> [PROBLEM DETAILS]: Each entry below should be returned exactly as is, with the pictures removed.

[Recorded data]
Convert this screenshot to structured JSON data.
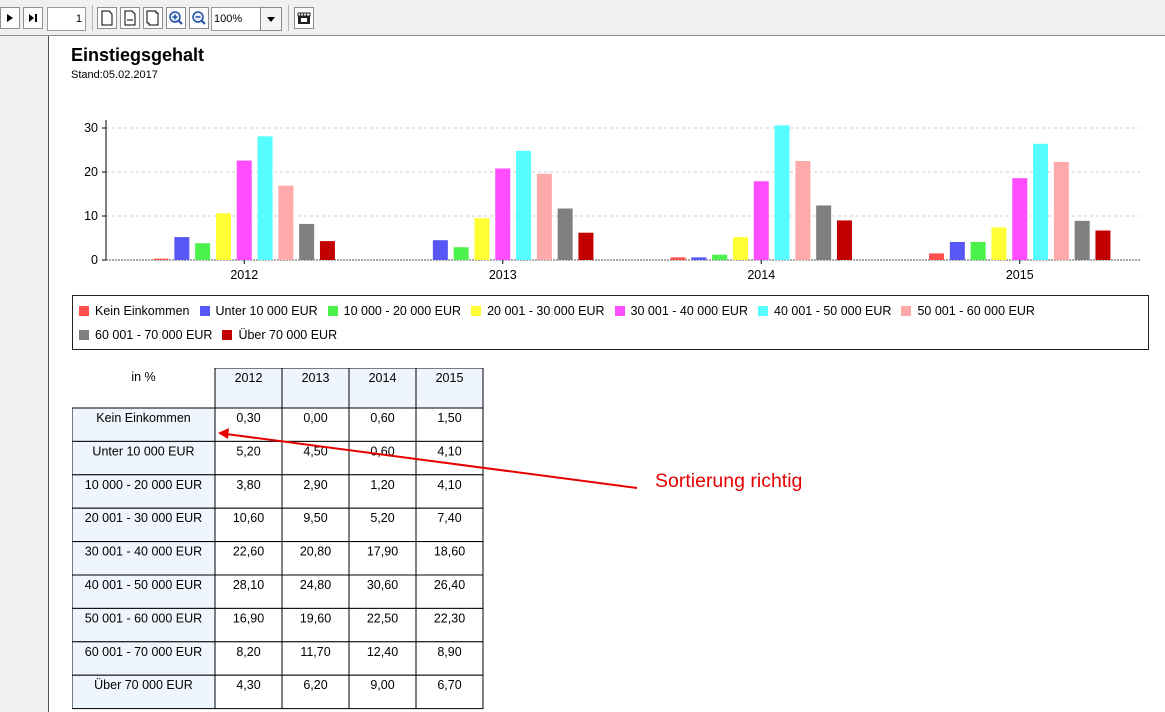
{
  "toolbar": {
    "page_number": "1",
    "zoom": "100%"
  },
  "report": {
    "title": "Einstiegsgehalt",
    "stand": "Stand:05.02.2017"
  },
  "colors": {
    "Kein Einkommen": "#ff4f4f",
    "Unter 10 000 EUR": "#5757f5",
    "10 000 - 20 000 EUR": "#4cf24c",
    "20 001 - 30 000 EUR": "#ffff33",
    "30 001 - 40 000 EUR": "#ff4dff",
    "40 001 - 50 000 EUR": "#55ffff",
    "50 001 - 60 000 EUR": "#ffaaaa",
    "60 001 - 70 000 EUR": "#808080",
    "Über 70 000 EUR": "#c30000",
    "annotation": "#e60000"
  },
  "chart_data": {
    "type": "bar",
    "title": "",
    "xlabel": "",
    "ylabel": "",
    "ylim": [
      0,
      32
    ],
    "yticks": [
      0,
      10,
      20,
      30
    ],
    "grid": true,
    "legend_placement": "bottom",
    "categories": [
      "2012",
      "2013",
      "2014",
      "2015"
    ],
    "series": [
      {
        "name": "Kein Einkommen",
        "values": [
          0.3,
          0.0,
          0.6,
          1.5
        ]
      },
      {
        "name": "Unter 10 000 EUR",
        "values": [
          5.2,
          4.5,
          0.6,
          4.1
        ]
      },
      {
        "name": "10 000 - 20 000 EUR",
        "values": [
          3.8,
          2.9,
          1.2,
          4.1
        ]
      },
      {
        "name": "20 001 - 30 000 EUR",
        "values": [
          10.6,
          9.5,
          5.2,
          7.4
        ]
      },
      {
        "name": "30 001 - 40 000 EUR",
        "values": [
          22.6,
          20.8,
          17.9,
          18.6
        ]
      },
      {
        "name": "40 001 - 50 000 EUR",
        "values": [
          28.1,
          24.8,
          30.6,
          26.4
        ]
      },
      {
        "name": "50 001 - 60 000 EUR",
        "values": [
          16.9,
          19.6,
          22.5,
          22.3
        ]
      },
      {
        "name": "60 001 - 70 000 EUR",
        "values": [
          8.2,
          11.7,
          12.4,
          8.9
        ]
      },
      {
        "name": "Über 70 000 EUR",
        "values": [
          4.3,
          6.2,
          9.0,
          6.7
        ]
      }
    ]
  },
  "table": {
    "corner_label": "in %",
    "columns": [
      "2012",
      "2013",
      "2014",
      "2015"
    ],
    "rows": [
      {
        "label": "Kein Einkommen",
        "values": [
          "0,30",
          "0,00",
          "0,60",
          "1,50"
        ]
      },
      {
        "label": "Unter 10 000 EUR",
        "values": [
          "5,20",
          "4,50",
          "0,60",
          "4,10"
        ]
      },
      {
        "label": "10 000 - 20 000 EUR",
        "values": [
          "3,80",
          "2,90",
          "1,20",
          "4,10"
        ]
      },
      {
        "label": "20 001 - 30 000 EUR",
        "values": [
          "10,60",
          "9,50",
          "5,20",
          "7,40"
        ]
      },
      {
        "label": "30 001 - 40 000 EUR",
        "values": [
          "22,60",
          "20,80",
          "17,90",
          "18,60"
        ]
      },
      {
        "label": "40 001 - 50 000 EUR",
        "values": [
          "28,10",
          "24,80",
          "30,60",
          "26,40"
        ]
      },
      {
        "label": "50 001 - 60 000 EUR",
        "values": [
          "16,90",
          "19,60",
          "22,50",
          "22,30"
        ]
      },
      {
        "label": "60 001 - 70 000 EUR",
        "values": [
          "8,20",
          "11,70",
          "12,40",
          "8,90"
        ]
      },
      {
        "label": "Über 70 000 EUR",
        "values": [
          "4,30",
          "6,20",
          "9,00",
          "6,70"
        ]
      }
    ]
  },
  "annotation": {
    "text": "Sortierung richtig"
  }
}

> [OUTPUT OF THE TASK]:
Convert this screenshot to structured JSON data.
{
  "toolbar": {
    "page_number": "1",
    "zoom": "100%"
  },
  "report": {
    "title": "Einstiegsgehalt",
    "stand": "Stand:05.02.2017"
  },
  "colors": {
    "Kein Einkommen": "#ff4f4f",
    "Unter 10 000 EUR": "#5757f5",
    "10 000 - 20 000 EUR": "#4cf24c",
    "20 001 - 30 000 EUR": "#ffff33",
    "30 001 - 40 000 EUR": "#ff4dff",
    "40 001 - 50 000 EUR": "#55ffff",
    "50 001 - 60 000 EUR": "#ffaaaa",
    "60 001 - 70 000 EUR": "#808080",
    "Über 70 000 EUR": "#c30000",
    "annotation": "#e60000"
  },
  "chart_data": {
    "type": "bar",
    "title": "",
    "xlabel": "",
    "ylabel": "",
    "ylim": [
      0,
      32
    ],
    "yticks": [
      0,
      10,
      20,
      30
    ],
    "grid": true,
    "legend_placement": "bottom",
    "categories": [
      "2012",
      "2013",
      "2014",
      "2015"
    ],
    "series": [
      {
        "name": "Kein Einkommen",
        "values": [
          0.3,
          0.0,
          0.6,
          1.5
        ]
      },
      {
        "name": "Unter 10 000 EUR",
        "values": [
          5.2,
          4.5,
          0.6,
          4.1
        ]
      },
      {
        "name": "10 000 - 20 000 EUR",
        "values": [
          3.8,
          2.9,
          1.2,
          4.1
        ]
      },
      {
        "name": "20 001 - 30 000 EUR",
        "values": [
          10.6,
          9.5,
          5.2,
          7.4
        ]
      },
      {
        "name": "30 001 - 40 000 EUR",
        "values": [
          22.6,
          20.8,
          17.9,
          18.6
        ]
      },
      {
        "name": "40 001 - 50 000 EUR",
        "values": [
          28.1,
          24.8,
          30.6,
          26.4
        ]
      },
      {
        "name": "50 001 - 60 000 EUR",
        "values": [
          16.9,
          19.6,
          22.5,
          22.3
        ]
      },
      {
        "name": "60 001 - 70 000 EUR",
        "values": [
          8.2,
          11.7,
          12.4,
          8.9
        ]
      },
      {
        "name": "Über 70 000 EUR",
        "values": [
          4.3,
          6.2,
          9.0,
          6.7
        ]
      }
    ]
  },
  "table": {
    "corner_label": "in %",
    "columns": [
      "2012",
      "2013",
      "2014",
      "2015"
    ],
    "rows": [
      {
        "label": "Kein Einkommen",
        "values": [
          "0,30",
          "0,00",
          "0,60",
          "1,50"
        ]
      },
      {
        "label": "Unter 10 000 EUR",
        "values": [
          "5,20",
          "4,50",
          "0,60",
          "4,10"
        ]
      },
      {
        "label": "10 000 - 20 000 EUR",
        "values": [
          "3,80",
          "2,90",
          "1,20",
          "4,10"
        ]
      },
      {
        "label": "20 001 - 30 000 EUR",
        "values": [
          "10,60",
          "9,50",
          "5,20",
          "7,40"
        ]
      },
      {
        "label": "30 001 - 40 000 EUR",
        "values": [
          "22,60",
          "20,80",
          "17,90",
          "18,60"
        ]
      },
      {
        "label": "40 001 - 50 000 EUR",
        "values": [
          "28,10",
          "24,80",
          "30,60",
          "26,40"
        ]
      },
      {
        "label": "50 001 - 60 000 EUR",
        "values": [
          "16,90",
          "19,60",
          "22,50",
          "22,30"
        ]
      },
      {
        "label": "60 001 - 70 000 EUR",
        "values": [
          "8,20",
          "11,70",
          "12,40",
          "8,90"
        ]
      },
      {
        "label": "Über 70 000 EUR",
        "values": [
          "4,30",
          "6,20",
          "9,00",
          "6,70"
        ]
      }
    ]
  },
  "annotation": {
    "text": "Sortierung richtig"
  }
}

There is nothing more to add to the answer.